- **RECORDS FOR PROCESSING**:

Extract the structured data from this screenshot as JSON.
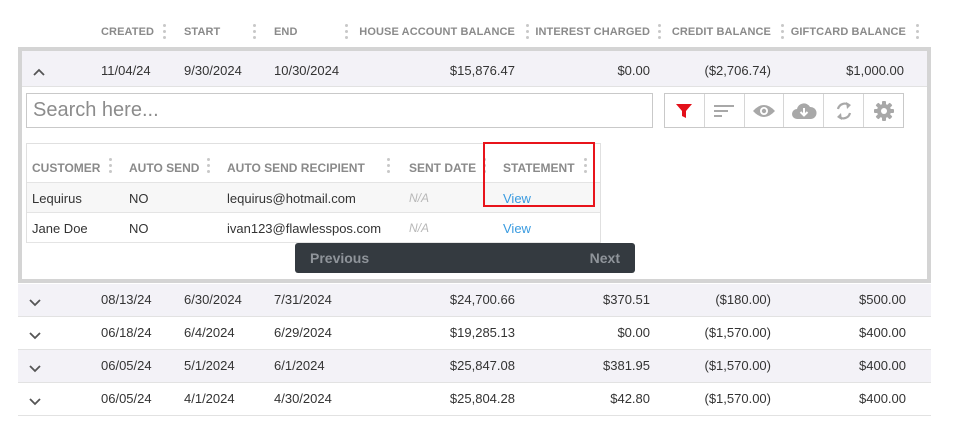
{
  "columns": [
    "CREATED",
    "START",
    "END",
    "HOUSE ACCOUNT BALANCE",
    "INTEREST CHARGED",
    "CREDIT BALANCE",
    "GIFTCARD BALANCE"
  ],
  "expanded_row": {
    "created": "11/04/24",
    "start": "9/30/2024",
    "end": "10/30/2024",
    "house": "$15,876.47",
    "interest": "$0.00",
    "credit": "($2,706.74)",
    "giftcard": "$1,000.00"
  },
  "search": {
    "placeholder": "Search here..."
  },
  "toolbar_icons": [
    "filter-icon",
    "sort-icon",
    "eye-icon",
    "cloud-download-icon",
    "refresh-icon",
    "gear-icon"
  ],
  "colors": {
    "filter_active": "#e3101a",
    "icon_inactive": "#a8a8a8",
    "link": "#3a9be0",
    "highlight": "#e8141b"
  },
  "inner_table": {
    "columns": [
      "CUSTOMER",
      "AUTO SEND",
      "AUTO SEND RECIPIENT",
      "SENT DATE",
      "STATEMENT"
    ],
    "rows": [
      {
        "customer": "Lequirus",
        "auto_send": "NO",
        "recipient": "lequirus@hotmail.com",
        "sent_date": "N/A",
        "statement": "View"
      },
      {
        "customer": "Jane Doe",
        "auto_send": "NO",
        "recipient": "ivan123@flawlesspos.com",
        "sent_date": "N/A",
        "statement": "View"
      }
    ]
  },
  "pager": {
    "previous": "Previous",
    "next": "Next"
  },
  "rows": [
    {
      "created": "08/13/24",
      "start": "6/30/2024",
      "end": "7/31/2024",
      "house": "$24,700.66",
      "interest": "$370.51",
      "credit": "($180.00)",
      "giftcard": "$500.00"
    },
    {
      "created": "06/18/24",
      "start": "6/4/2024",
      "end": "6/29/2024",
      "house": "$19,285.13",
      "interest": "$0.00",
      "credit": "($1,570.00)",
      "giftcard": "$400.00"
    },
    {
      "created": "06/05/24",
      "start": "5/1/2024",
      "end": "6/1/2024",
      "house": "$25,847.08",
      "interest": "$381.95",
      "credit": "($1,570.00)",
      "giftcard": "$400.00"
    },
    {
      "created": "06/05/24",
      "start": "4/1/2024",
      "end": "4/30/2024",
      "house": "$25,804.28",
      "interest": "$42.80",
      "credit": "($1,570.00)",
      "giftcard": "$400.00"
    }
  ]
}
...
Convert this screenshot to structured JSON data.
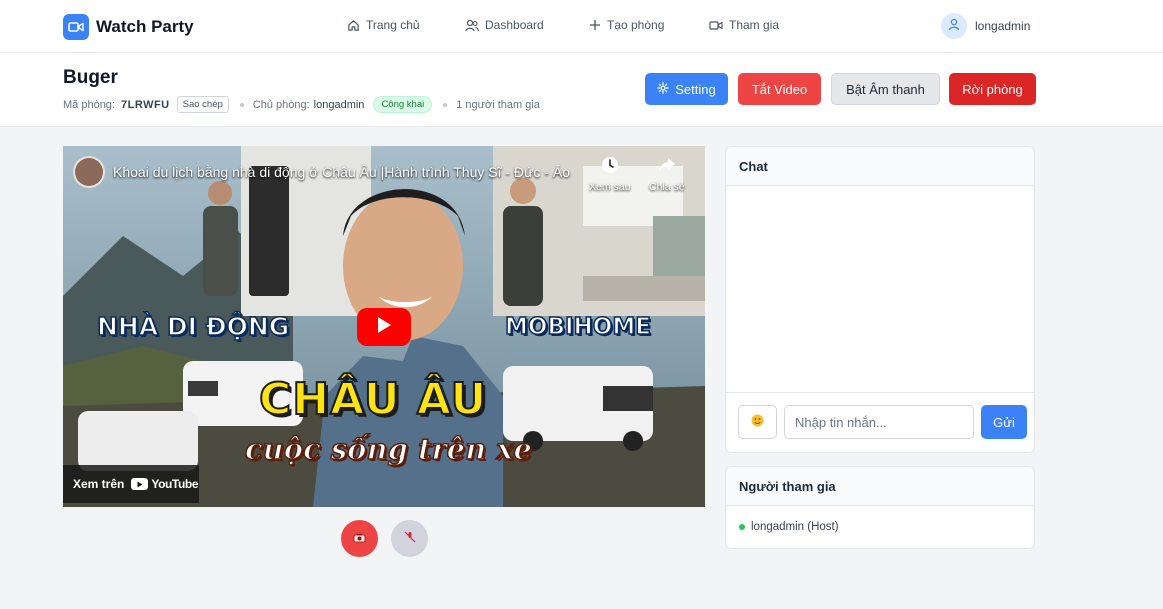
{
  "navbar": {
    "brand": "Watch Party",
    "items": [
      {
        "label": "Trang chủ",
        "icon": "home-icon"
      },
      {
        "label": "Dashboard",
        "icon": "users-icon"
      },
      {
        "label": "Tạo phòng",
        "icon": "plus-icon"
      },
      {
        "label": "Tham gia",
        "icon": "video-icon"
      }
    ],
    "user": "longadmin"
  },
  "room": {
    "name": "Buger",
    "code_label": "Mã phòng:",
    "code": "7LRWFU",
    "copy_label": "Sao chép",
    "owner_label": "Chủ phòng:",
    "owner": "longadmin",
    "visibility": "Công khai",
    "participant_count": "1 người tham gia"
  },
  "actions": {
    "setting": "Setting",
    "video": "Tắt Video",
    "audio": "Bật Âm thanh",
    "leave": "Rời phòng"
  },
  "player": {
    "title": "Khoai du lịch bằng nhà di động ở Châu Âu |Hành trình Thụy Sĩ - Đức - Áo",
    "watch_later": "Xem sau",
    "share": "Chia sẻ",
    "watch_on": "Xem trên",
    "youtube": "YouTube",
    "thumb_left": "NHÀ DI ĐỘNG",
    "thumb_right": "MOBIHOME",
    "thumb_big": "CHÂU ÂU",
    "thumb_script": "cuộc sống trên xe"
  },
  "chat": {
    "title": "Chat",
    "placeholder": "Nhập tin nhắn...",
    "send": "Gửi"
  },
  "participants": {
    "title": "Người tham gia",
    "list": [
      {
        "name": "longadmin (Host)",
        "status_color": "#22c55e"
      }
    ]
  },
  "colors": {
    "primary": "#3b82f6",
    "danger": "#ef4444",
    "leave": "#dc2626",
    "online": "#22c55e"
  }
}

- **DO THIS**:
Collect every line above that contains the word "phòng".

- **EXPECTED ANSWER**:
        "label": "Tạo phòng",
    "code_label": "Mã phòng:",
    "owner_label": "Chủ phòng:",
    "leave": "Rời phòng"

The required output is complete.